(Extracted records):
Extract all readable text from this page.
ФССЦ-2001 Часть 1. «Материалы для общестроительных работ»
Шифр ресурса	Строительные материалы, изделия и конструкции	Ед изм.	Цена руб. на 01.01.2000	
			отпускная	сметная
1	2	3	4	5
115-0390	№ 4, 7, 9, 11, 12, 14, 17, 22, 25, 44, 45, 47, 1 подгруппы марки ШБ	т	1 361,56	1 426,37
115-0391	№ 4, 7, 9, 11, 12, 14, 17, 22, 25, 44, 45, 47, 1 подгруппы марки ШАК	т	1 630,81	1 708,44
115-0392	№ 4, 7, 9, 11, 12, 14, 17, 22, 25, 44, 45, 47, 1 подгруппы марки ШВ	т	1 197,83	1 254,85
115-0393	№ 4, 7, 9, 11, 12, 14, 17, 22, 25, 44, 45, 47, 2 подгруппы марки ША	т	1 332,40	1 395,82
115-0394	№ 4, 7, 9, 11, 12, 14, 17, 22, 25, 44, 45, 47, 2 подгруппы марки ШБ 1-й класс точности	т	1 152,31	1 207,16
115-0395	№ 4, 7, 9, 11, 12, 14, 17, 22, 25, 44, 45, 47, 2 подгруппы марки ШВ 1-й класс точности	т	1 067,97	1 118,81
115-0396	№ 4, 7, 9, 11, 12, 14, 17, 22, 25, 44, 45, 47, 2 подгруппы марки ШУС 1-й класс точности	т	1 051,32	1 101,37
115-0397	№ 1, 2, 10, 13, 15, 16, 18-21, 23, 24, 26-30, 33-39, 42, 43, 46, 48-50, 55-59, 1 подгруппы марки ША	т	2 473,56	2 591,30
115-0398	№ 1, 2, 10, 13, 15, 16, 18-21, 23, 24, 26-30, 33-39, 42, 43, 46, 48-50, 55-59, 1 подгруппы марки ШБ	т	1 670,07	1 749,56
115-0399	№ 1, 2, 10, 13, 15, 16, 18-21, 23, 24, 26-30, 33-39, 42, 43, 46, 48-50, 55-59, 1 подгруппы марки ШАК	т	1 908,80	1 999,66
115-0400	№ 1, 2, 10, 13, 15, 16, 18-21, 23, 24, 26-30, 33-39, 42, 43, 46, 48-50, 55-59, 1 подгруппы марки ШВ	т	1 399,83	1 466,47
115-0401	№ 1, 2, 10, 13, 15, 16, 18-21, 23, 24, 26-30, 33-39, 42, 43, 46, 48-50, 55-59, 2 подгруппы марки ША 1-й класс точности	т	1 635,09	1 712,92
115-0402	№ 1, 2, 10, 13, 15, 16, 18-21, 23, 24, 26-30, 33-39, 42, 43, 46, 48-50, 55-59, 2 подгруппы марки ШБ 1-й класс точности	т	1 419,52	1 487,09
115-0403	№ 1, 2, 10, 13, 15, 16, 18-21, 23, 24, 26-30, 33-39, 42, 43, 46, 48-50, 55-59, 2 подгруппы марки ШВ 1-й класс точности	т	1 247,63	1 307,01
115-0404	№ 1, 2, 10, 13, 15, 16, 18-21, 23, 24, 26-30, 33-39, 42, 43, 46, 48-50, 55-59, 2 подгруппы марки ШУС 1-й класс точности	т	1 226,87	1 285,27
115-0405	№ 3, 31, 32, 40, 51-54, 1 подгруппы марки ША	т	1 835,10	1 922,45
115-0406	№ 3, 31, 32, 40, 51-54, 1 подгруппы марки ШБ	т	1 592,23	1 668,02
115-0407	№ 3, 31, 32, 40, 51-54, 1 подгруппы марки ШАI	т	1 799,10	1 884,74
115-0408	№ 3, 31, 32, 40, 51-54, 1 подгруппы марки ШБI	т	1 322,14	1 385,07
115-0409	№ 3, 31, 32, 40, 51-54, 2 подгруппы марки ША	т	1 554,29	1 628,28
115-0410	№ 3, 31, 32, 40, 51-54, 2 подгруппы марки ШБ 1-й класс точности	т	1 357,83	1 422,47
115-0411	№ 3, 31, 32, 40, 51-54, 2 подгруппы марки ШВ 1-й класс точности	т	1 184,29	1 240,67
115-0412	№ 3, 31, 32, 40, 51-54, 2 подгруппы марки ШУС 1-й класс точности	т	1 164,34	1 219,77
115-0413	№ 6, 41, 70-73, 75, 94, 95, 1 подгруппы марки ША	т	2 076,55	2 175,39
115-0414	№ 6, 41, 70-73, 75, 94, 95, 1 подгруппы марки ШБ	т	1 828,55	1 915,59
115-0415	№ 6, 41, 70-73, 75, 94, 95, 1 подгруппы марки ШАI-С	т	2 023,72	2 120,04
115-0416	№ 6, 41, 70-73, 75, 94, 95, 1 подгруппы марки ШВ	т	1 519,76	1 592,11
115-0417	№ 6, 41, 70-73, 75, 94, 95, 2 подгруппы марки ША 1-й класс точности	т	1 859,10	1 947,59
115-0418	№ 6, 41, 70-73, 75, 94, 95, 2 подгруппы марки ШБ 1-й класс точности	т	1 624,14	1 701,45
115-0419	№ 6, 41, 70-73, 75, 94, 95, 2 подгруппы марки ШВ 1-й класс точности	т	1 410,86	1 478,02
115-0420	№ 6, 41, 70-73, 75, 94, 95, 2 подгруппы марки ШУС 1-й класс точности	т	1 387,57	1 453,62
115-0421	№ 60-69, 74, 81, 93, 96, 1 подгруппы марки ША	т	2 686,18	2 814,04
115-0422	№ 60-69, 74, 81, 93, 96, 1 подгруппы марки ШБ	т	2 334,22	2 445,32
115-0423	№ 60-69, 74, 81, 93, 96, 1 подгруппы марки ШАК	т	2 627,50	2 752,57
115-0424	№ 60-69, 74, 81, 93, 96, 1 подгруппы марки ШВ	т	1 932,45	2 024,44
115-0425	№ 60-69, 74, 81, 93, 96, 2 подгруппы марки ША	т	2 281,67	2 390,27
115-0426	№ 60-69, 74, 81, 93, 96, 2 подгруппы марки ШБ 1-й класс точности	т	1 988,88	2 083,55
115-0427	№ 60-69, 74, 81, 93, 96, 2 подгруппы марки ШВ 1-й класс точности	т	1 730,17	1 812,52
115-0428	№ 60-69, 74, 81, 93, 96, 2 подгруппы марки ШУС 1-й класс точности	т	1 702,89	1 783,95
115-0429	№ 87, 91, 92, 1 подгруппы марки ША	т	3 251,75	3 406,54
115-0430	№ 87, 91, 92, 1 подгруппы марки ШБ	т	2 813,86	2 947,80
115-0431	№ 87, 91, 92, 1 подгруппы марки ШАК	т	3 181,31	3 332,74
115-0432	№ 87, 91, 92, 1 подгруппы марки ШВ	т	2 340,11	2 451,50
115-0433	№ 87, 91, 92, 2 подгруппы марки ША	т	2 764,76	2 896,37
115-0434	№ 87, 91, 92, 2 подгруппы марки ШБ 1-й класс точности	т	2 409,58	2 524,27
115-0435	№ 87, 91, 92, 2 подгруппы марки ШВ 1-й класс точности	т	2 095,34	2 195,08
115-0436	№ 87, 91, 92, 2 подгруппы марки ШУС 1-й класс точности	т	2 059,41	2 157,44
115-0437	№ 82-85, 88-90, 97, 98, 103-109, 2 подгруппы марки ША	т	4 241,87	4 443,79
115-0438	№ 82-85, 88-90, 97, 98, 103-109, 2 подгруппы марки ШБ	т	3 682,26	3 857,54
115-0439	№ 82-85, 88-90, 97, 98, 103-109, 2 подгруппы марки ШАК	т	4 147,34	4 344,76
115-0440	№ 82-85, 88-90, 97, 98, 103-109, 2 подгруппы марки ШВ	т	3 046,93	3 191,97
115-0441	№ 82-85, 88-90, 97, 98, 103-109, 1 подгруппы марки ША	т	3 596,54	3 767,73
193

(Given instruction):
Write the whole listing out again. Keep every line exactly as it is.

(Exercise result):
Extract all readable text from this page.
ФССЦ-2001 Часть 1. «Материалы для общестроительных работ»
Шифр ресурса	Строительные материалы, изделия и конструкции	Ед изм.	Цена руб. на 01.01.2000	
			отпускная	сметная
1	2	3	4	5
115-0390	№ 4, 7, 9, 11, 12, 14, 17, 22, 25, 44, 45, 47, 1 подгруппы марки ШБ	т	1 361,56	1 426,37
115-0391	№ 4, 7, 9, 11, 12, 14, 17, 22, 25, 44, 45, 47, 1 подгруппы марки ШАК	т	1 630,81	1 708,44
115-0392	№ 4, 7, 9, 11, 12, 14, 17, 22, 25, 44, 45, 47, 1 подгруппы марки ШВ	т	1 197,83	1 254,85
115-0393	№ 4, 7, 9, 11, 12, 14, 17, 22, 25, 44, 45, 47, 2 подгруппы марки ША	т	1 332,40	1 395,82
115-0394	№ 4, 7, 9, 11, 12, 14, 17, 22, 25, 44, 45, 47, 2 подгруппы марки ШБ 1-й класс точности	т	1 152,31	1 207,16
115-0395	№ 4, 7, 9, 11, 12, 14, 17, 22, 25, 44, 45, 47, 2 подгруппы марки ШВ 1-й класс точности	т	1 067,97	1 118,81
115-0396	№ 4, 7, 9, 11, 12, 14, 17, 22, 25, 44, 45, 47, 2 подгруппы марки ШУС 1-й класс точности	т	1 051,32	1 101,37
115-0397	№ 1, 2, 10, 13, 15, 16, 18-21, 23, 24, 26-30, 33-39, 42, 43, 46, 48-50, 55-59, 1 подгруппы марки ША	т	2 473,56	2 591,30
115-0398	№ 1, 2, 10, 13, 15, 16, 18-21, 23, 24, 26-30, 33-39, 42, 43, 46, 48-50, 55-59, 1 подгруппы марки ШБ	т	1 670,07	1 749,56
115-0399	№ 1, 2, 10, 13, 15, 16, 18-21, 23, 24, 26-30, 33-39, 42, 43, 46, 48-50, 55-59, 1 подгруппы марки ШАК	т	1 908,80	1 999,66
115-0400	№ 1, 2, 10, 13, 15, 16, 18-21, 23, 24, 26-30, 33-39, 42, 43, 46, 48-50, 55-59, 1 подгруппы марки ШВ	т	1 399,83	1 466,47
115-0401	№ 1, 2, 10, 13, 15, 16, 18-21, 23, 24, 26-30, 33-39, 42, 43, 46, 48-50, 55-59, 2 подгруппы марки ША 1-й класс точности	т	1 635,09	1 712,92
115-0402	№ 1, 2, 10, 13, 15, 16, 18-21, 23, 24, 26-30, 33-39, 42, 43, 46, 48-50, 55-59, 2 подгруппы марки ШБ 1-й класс точности	т	1 419,52	1 487,09
115-0403	№ 1, 2, 10, 13, 15, 16, 18-21, 23, 24, 26-30, 33-39, 42, 43, 46, 48-50, 55-59, 2 подгруппы марки ШВ 1-й класс точности	т	1 247,63	1 307,01
115-0404	№ 1, 2, 10, 13, 15, 16, 18-21, 23, 24, 26-30, 33-39, 42, 43, 46, 48-50, 55-59, 2 подгруппы марки ШУС 1-й класс точности	т	1 226,87	1 285,27
115-0405	№ 3, 31, 32, 40, 51-54, 1 подгруппы марки ША	т	1 835,10	1 922,45
115-0406	№ 3, 31, 32, 40, 51-54, 1 подгруппы марки ШБ	т	1 592,23	1 668,02
115-0407	№ 3, 31, 32, 40, 51-54, 1 подгруппы марки ШАI	т	1 799,10	1 884,74
115-0408	№ 3, 31, 32, 40, 51-54, 1 подгруппы марки ШБI	т	1 322,14	1 385,07
115-0409	№ 3, 31, 32, 40, 51-54, 2 подгруппы марки ША	т	1 554,29	1 628,28
115-0410	№ 3, 31, 32, 40, 51-54, 2 подгруппы марки ШБ 1-й класс точности	т	1 357,83	1 422,47
115-0411	№ 3, 31, 32, 40, 51-54, 2 подгруппы марки ШВ 1-й класс точности	т	1 184,29	1 240,67
115-0412	№ 3, 31, 32, 40, 51-54, 2 подгруппы марки ШУС 1-й класс точности	т	1 164,34	1 219,77
115-0413	№ 6, 41, 70-73, 75, 94, 95, 1 подгруппы марки ША	т	2 076,55	2 175,39
115-0414	№ 6, 41, 70-73, 75, 94, 95, 1 подгруппы марки ШБ	т	1 828,55	1 915,59
115-0415	№ 6, 41, 70-73, 75, 94, 95, 1 подгруппы марки ШАI-С	т	2 023,72	2 120,04
115-0416	№ 6, 41, 70-73, 75, 94, 95, 1 подгруппы марки ШВ	т	1 519,76	1 592,11
115-0417	№ 6, 41, 70-73, 75, 94, 95, 2 подгруппы марки ША 1-й класс точности	т	1 859,10	1 947,59
115-0418	№ 6, 41, 70-73, 75, 94, 95, 2 подгруппы марки ШБ 1-й класс точности	т	1 624,14	1 701,45
115-0419	№ 6, 41, 70-73, 75, 94, 95, 2 подгруппы марки ШВ 1-й класс точности	т	1 410,86	1 478,02
115-0420	№ 6, 41, 70-73, 75, 94, 95, 2 подгруппы марки ШУС 1-й класс точности	т	1 387,57	1 453,62
115-0421	№ 60-69, 74, 81, 93, 96, 1 подгруппы марки ША	т	2 686,18	2 814,04
115-0422	№ 60-69, 74, 81, 93, 96, 1 подгруппы марки ШБ	т	2 334,22	2 445,32
115-0423	№ 60-69, 74, 81, 93, 96, 1 подгруппы марки ШАК	т	2 627,50	2 752,57
115-0424	№ 60-69, 74, 81, 93, 96, 1 подгруппы марки ШВ	т	1 932,45	2 024,44
115-0425	№ 60-69, 74, 81, 93, 96, 2 подгруппы марки ША	т	2 281,67	2 390,27
115-0426	№ 60-69, 74, 81, 93, 96, 2 подгруппы марки ШБ 1-й класс точности	т	1 988,88	2 083,55
115-0427	№ 60-69, 74, 81, 93, 96, 2 подгруппы марки ШВ 1-й класс точности	т	1 730,17	1 812,52
115-0428	№ 60-69, 74, 81, 93, 96, 2 подгруппы марки ШУС 1-й класс точности	т	1 702,89	1 783,95
115-0429	№ 87, 91, 92, 1 подгруппы марки ША	т	3 251,75	3 406,54
115-0430	№ 87, 91, 92, 1 подгруппы марки ШБ	т	2 813,86	2 947,80
115-0431	№ 87, 91, 92, 1 подгруппы марки ШАК	т	3 181,31	3 332,74
115-0432	№ 87, 91, 92, 1 подгруппы марки ШВ	т	2 340,11	2 451,50
115-0433	№ 87, 91, 92, 2 подгруппы марки ША	т	2 764,76	2 896,37
115-0434	№ 87, 91, 92, 2 подгруппы марки ШБ 1-й класс точности	т	2 409,58	2 524,27
115-0435	№ 87, 91, 92, 2 подгруппы марки ШВ 1-й класс точности	т	2 095,34	2 195,08
115-0436	№ 87, 91, 92, 2 подгруппы марки ШУС 1-й класс точности	т	2 059,41	2 157,44
115-0437	№ 82-85, 88-90, 97, 98, 103-109, 2 подгруппы марки ША	т	4 241,87	4 443,79
115-0438	№ 82-85, 88-90, 97, 98, 103-109, 2 подгруппы марки ШБ	т	3 682,26	3 857,54
115-0439	№ 82-85, 88-90, 97, 98, 103-109, 2 подгруппы марки ШАК	т	4 147,34	4 344,76
115-0440	№ 82-85, 88-90, 97, 98, 103-109, 2 подгруппы марки ШВ	т	3 046,93	3 191,97
115-0441	№ 82-85, 88-90, 97, 98, 103-109, 1 подгруппы марки ША	т	3 596,54	3 767,73
193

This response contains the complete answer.